Collected data
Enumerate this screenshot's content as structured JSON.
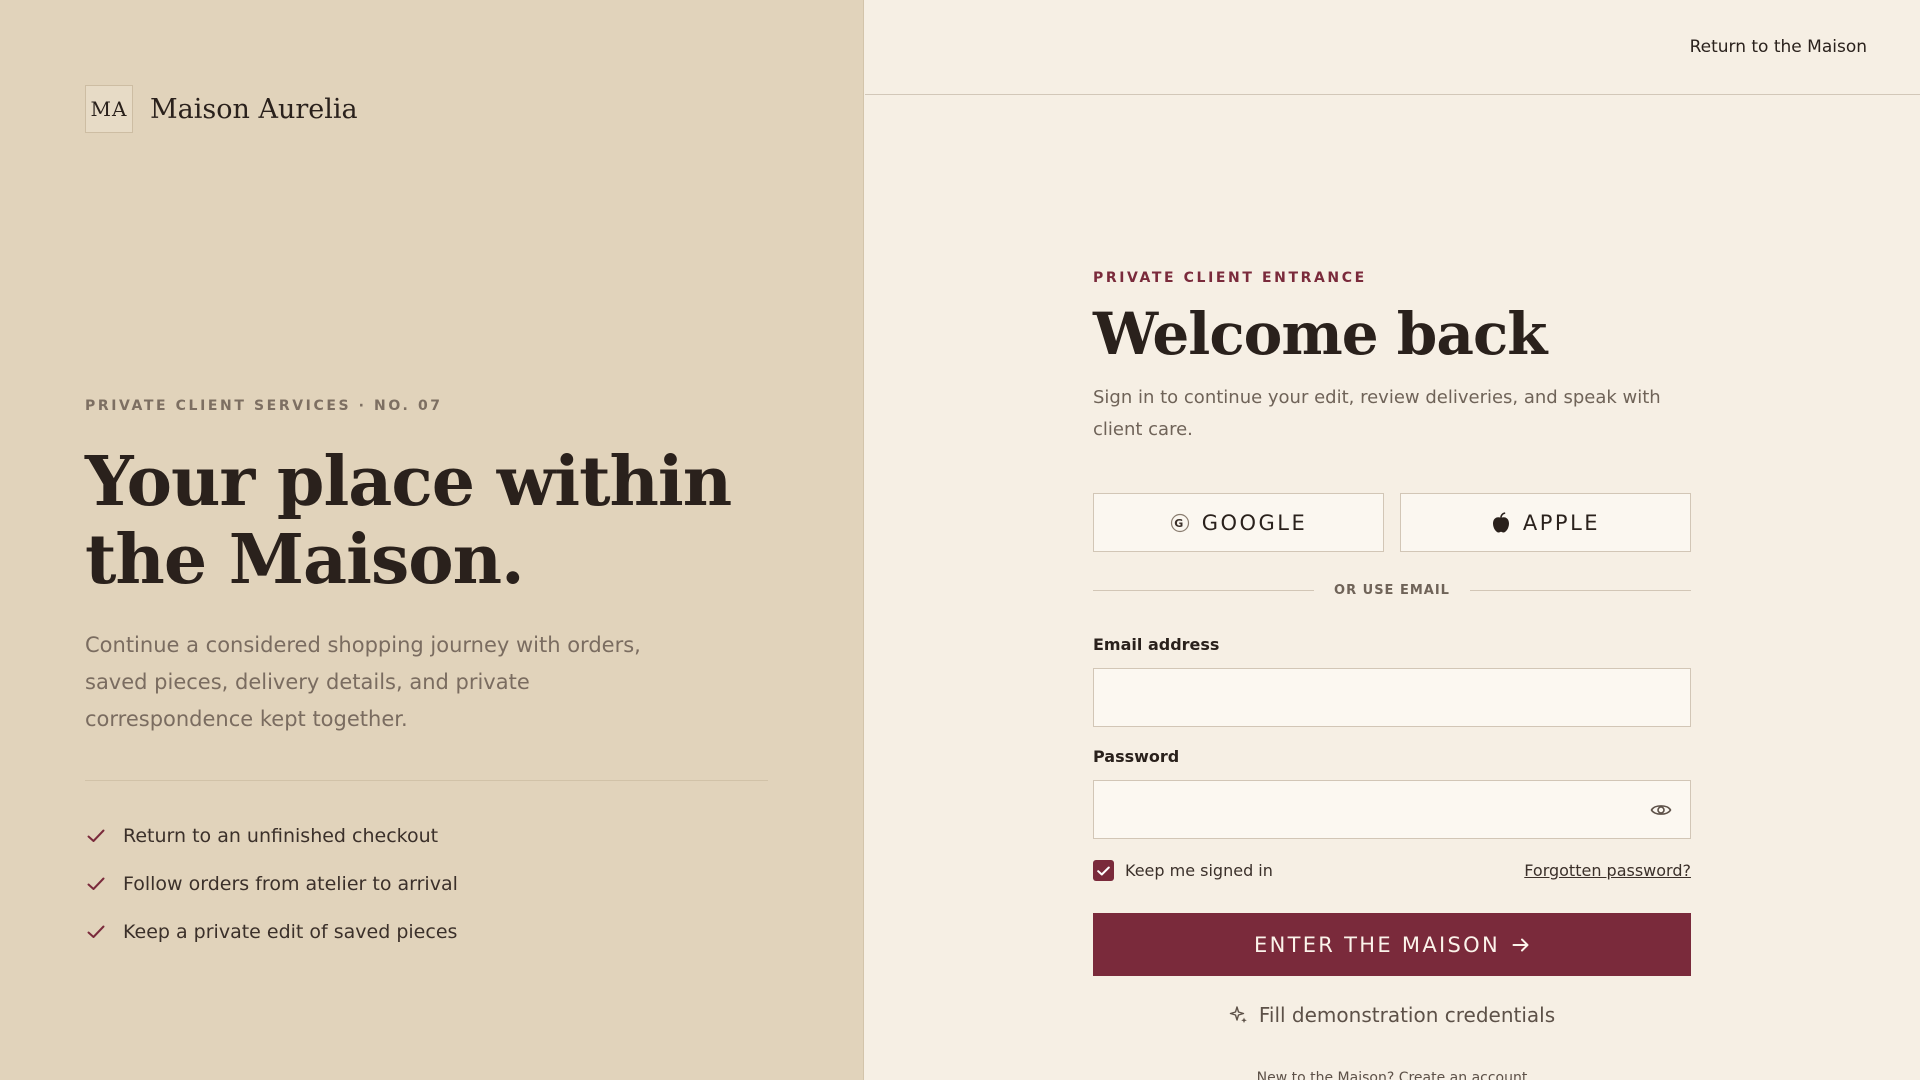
{
  "brand": {
    "monogram": "MA",
    "name": "Maison Aurelia"
  },
  "hero": {
    "eyebrow": "PRIVATE CLIENT SERVICES · NO. 07",
    "title": "Your place within the Maison.",
    "subtitle": "Continue a considered shopping journey with orders, saved pieces, delivery details, and private correspondence kept together.",
    "benefits": [
      "Return to an unfinished checkout",
      "Follow orders from atelier to arrival",
      "Keep a private edit of saved pieces"
    ]
  },
  "topbar": {
    "return_link": "Return to the Maison"
  },
  "form": {
    "eyebrow": "PRIVATE CLIENT ENTRANCE",
    "title": "Welcome back",
    "intro": "Sign in to continue your edit, review deliveries, and speak with client care.",
    "google_label": "GOOGLE",
    "apple_label": "APPLE",
    "divider_text": "OR USE EMAIL",
    "email_label": "Email address",
    "email_value": "",
    "password_label": "Password",
    "password_value": "",
    "remember_label": "Keep me signed in",
    "remember_checked": true,
    "forgot_label": "Forgotten password?",
    "submit_label": "ENTER THE MAISON",
    "demo_label": "Fill demonstration credentials",
    "register_prompt": "New to the Maison? Create an account"
  },
  "icons": {
    "google": "google-icon",
    "apple": "apple-icon",
    "eye": "eye-icon",
    "check": "check-icon",
    "arrow": "arrow-right-icon",
    "sparkle": "sparkle-icon"
  },
  "colors": {
    "accent": "#7a2a3b",
    "left_panel": "#e1d3bb",
    "right_panel": "#f6efe4",
    "text_dark": "#2a211c"
  }
}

**CHALLENGE**:
Gather each line of the records holding the string "saved".

**RESPONSE**:
    "subtitle": "Continue a considered shopping journey with orders, saved pieces, delivery details, and private correspondence kept together.",
      "Keep a private edit of saved pieces"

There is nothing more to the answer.